PrimeTTS — tiny bilingual zh‑TW + English TTS (8 kHz, CPU)

A 4.63M‑parameter Mandarin (Taiwan) + English text‑to‑speech model that runs entirely on CPU and emits 8 kHz audio — sized for G.711 telephony and on‑device (Jetson‑class) use. One model, one young‑female voice: Chinese, English, and code‑mix through a single frontend (no language routing).

🔊 Live demo: https://huggingface.co/spaces/Luigi/PrimeTTS-vs-Inflect-Nano-v1 · 🧩 Base: owensong/Inflect-Nano-v1 (warm‑started fine‑tune, same frozen architecture)


Parameters	4.63M (3.47M acoustic + 1.17M vocoder)
Sample rate	8 kHz (telephony‑band)
Runtime	`onnxruntime`, CPU‑only, torch‑free at inference
Languages	zh‑TW (Traditional) + English + code‑mix, single voice
Voice	young female, Taiwan‑Mandarin accent
Architecture	FastSpeech‑style (no attention) + Snake‑HiFiGAN — frozen, no NAS
License	Apache‑2.0

Held‑out quality (eval_big, 36 unseen phone‑attendant sentences)

metric	this model	prior 8k release
zh‑CER (Breeze‑ASR‑25)	0.090	0.132
code‑mix CER	0.178	0.254
en‑WER (Whisper)	0.083	0.092
Taiwan‑accent gap¹	+0.088	+0.017
SQUIM PESQ	3.31	2.07
SQUIM MOS	4.24	3.30

¹ CER(generic ASR) − CER(Taiwan‑tuned Breeze‑ASR‑25) per zh clip; >0 ⇒ a Taiwan‑tuned recognizer understands it better ⇒ genuine Taiwan accent present.

Quickstart (inference, CPU)

pip install onnxruntime numpy soundfile g2pw g2p_en cn2an
huggingface-cli download Luigi/PrimeTTS --local-dir PrimeTTS

# from inside the PrimeTTS dir (uses the bundled frontend + scripts)
import sys; sys.path.insert(0, "scripts")
import json, numpy as np, onnxruntime as ort, soundfile as sf
import frontend_bopomofo as F
from synth_from_text import host_regulate          # numpy length‑regulator

meta = json.load(open("meta.json"))
enc = ort.InferenceSession("acoustic_encoder.onnx", providers=["CPUExecutionProvider"])
dec = ort.InferenceSession("acoustic_decoder.onnx", providers=["CPUExecutionProvider"])
voc = ort.InferenceSession("vocoder.onnx",          providers=["CPUExecutionProvider"])

o = F.text_to_ids("您好,歡迎使用 PrimeTTS。Thank you for calling.")   # text -> phone/tone/lang ids
ph, tn, lg = (np.array([o[k]], np.int64) for k in ("phone_ids", "tone_ids", "lang_ids"))
cond, dur, pitch = enc.run(None, {"phone": ph, "tone": tn,
                                  "lang": lg, "speaker": np.zeros(1, np.int64)})
reg = host_regulate(cond, dur, pitch, meta["abs_frame_bins"], meta["max_frames"])

■ Written request A:
Answer these from the PrimeTTS page:
(i) How many parameters does the vocoder have?
(ii) Under what license is the model released?
(iii) What zh-CER (Breeze-ASR-25) does this model score on the held-out set?
■ Written request B:
Retype the part of the PrimeTTS page starting with "¹ CER(generic ASR)" and going on through "frontend + scripts)".
The items come from a separate source.

Data items:
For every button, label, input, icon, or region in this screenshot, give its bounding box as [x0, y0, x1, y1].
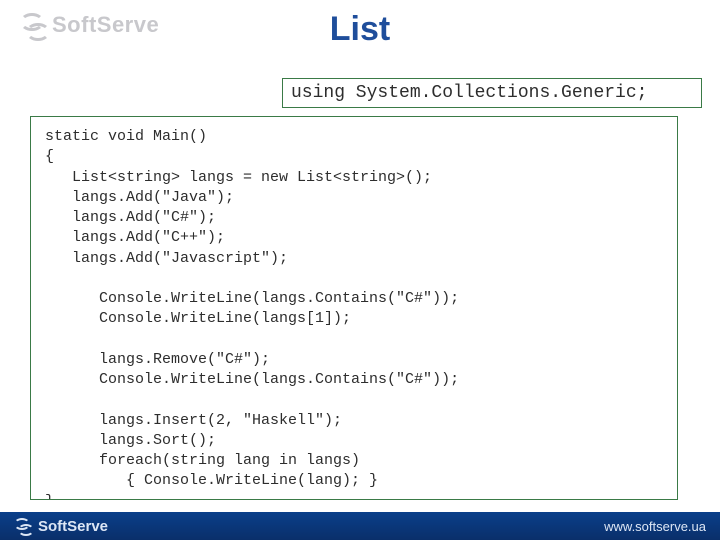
code-block: static void Main() { List<string> langs … [30, 116, 678, 500]
footer-url: www.softserve.ua [604, 519, 706, 534]
footer-brand-name: SoftServe [38, 518, 108, 535]
logo-mark-icon [14, 518, 32, 534]
footer-brand: SoftServe [14, 518, 108, 535]
using-directive-box: using System.Collections.Generic; [282, 78, 702, 108]
page-title: List [0, 10, 720, 49]
footer-bar: SoftServe www.softserve.ua [0, 512, 720, 540]
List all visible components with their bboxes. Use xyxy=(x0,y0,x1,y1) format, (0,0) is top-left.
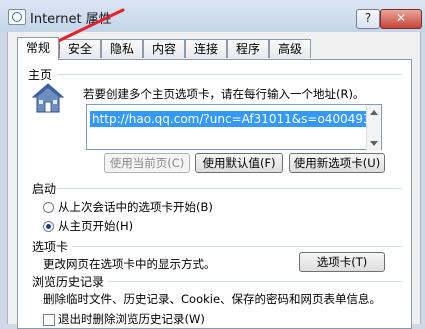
tab-programs[interactable]: 程序 xyxy=(227,39,269,58)
tabs-description: 更改网页在选项卡中的显示方式。 xyxy=(43,257,216,271)
startup-last-session-radio[interactable] xyxy=(43,202,54,213)
home-icon xyxy=(31,83,65,113)
close-button[interactable]: ✕ xyxy=(380,9,422,29)
tabs-section-label: 选项卡 xyxy=(32,240,69,254)
title-bar: Internet 属性 ? ✕ xyxy=(0,0,425,32)
use-default-button[interactable]: 使用默认值(F) xyxy=(195,153,283,173)
tab-connections[interactable]: 连接 xyxy=(185,39,227,58)
tab-general[interactable]: 常规 xyxy=(17,37,59,60)
url-scrollbar[interactable] xyxy=(366,105,381,151)
help-button[interactable]: ? xyxy=(356,9,380,29)
use-current-button[interactable]: 使用当前页(C) xyxy=(104,153,190,173)
startup-section-label: 启动 xyxy=(32,182,57,196)
tabs-settings-button[interactable]: 选项卡(T) xyxy=(299,252,385,272)
tab-security[interactable]: 安全 xyxy=(59,39,101,58)
homepage-url-text: http://hao.qq.com/?unc=Af31011&s=o400493… xyxy=(90,111,370,127)
startup-separator xyxy=(58,188,402,189)
delete-history-on-exit-checkbox[interactable] xyxy=(43,314,55,326)
scroll-down-arrow-icon[interactable] xyxy=(370,141,378,146)
use-new-tab-button[interactable]: 使用新选项卡(U) xyxy=(289,153,385,173)
startup-home-label[interactable]: 从主页开始(H) xyxy=(58,218,133,234)
homepage-separator xyxy=(58,74,402,75)
history-separator xyxy=(108,281,402,282)
history-section-label: 浏览历史记录 xyxy=(32,275,105,289)
tab-advanced[interactable]: 高级 xyxy=(269,39,311,58)
homepage-url-textarea[interactable]: http://hao.qq.com/?unc=Af31011&s=o400493… xyxy=(86,104,382,151)
tab-privacy[interactable]: 隐私 xyxy=(101,39,143,58)
tab-content[interactable]: 内容 xyxy=(143,39,185,58)
delete-history-on-exit-label[interactable]: 退出时删除浏览历史记录(W) xyxy=(58,311,205,327)
homepage-instruction: 若要创建多个主页选项卡，请在每行输入一个地址(R)。 xyxy=(83,87,365,101)
startup-home-radio[interactable] xyxy=(43,221,54,232)
tabs-separator xyxy=(72,246,402,247)
history-description: 删除临时文件、历史记录、Cookie、保存的密码和网页表单信息。 xyxy=(43,292,382,306)
window-title: Internet 属性 xyxy=(30,12,112,27)
scroll-up-arrow-icon[interactable] xyxy=(370,110,378,115)
startup-last-session-label[interactable]: 从上次会话中的选项卡开始(B) xyxy=(58,199,213,215)
internet-options-icon xyxy=(8,9,26,25)
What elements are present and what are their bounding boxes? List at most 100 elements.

■ Full response A:
(i) 1.17M
(ii) Apache-2.0
(iii) 0.090

■ Full response B:
¹ CER(generic ASR) − CER(Taiwan‑tuned Breeze‑ASR‑25) per zh clip; >0 ⇒ a Taiwan‑tuned recognizer understands it better ⇒ genuine Taiwan accent present.

Quickstart (inference, CPU)

pip install onnxruntime numpy soundfile g2pw g2p_en cn2an
huggingface-cli download Luigi/PrimeTTS --local-dir PrimeTTS

# from inside the PrimeTTS dir (uses the bundled frontend + scripts)